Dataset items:
******************************

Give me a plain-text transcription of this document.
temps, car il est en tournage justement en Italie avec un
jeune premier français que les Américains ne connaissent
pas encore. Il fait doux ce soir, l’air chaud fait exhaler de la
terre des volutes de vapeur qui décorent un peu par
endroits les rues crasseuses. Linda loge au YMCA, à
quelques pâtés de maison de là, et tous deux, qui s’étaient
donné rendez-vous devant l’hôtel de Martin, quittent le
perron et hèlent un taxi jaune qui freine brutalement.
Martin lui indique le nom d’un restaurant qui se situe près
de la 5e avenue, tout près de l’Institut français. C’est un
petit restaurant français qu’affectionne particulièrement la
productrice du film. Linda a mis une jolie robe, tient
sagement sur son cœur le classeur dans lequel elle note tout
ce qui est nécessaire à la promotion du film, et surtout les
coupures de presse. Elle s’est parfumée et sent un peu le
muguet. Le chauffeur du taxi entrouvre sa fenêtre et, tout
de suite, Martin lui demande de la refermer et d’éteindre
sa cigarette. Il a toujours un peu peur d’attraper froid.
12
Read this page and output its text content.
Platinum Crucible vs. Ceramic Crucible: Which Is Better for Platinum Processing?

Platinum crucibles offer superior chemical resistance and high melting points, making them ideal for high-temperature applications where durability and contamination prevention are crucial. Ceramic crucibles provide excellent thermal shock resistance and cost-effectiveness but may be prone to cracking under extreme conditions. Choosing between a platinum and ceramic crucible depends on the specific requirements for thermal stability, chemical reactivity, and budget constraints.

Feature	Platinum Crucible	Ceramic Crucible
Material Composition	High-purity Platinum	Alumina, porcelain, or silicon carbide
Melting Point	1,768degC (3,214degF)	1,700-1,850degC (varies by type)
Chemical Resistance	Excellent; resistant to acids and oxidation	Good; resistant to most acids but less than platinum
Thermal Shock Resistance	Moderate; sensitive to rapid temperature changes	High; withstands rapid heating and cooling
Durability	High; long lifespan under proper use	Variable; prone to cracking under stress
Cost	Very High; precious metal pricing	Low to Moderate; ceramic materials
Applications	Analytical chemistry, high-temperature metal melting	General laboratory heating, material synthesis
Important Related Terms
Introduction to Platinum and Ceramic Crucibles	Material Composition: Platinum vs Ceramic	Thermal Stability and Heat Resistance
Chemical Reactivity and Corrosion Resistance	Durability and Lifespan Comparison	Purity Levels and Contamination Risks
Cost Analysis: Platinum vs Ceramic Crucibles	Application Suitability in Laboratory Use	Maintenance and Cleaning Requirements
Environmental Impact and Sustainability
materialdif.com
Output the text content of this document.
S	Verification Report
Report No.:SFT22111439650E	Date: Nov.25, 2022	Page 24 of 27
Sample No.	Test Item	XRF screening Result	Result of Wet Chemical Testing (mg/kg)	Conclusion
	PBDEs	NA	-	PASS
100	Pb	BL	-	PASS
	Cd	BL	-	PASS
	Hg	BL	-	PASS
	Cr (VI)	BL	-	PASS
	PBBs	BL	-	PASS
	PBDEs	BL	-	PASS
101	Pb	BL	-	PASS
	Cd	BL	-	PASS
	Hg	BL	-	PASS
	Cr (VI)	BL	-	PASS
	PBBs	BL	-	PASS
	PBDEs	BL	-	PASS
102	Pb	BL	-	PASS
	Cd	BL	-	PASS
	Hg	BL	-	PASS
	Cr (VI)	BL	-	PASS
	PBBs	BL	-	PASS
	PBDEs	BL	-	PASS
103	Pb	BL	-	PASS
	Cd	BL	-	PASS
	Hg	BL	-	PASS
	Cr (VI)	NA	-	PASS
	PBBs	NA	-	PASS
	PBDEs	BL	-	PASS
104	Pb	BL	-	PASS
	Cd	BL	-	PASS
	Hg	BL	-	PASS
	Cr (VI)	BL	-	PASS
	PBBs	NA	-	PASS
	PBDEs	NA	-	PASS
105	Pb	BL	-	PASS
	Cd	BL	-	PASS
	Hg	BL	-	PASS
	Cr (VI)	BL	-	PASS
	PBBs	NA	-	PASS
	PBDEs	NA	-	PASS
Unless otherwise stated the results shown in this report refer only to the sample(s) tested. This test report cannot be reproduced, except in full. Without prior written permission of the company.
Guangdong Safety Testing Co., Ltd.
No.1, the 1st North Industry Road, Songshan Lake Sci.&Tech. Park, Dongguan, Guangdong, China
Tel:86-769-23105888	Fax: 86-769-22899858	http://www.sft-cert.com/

******************************

* _BRIEF_
From the entries above, list each line with "près" in it.

* _WRITTEN ANSWER_
Martin lui indique le nom d’un restaurant qui se situe près
de la 5e avenue, tout près de l’Institut français. C’est un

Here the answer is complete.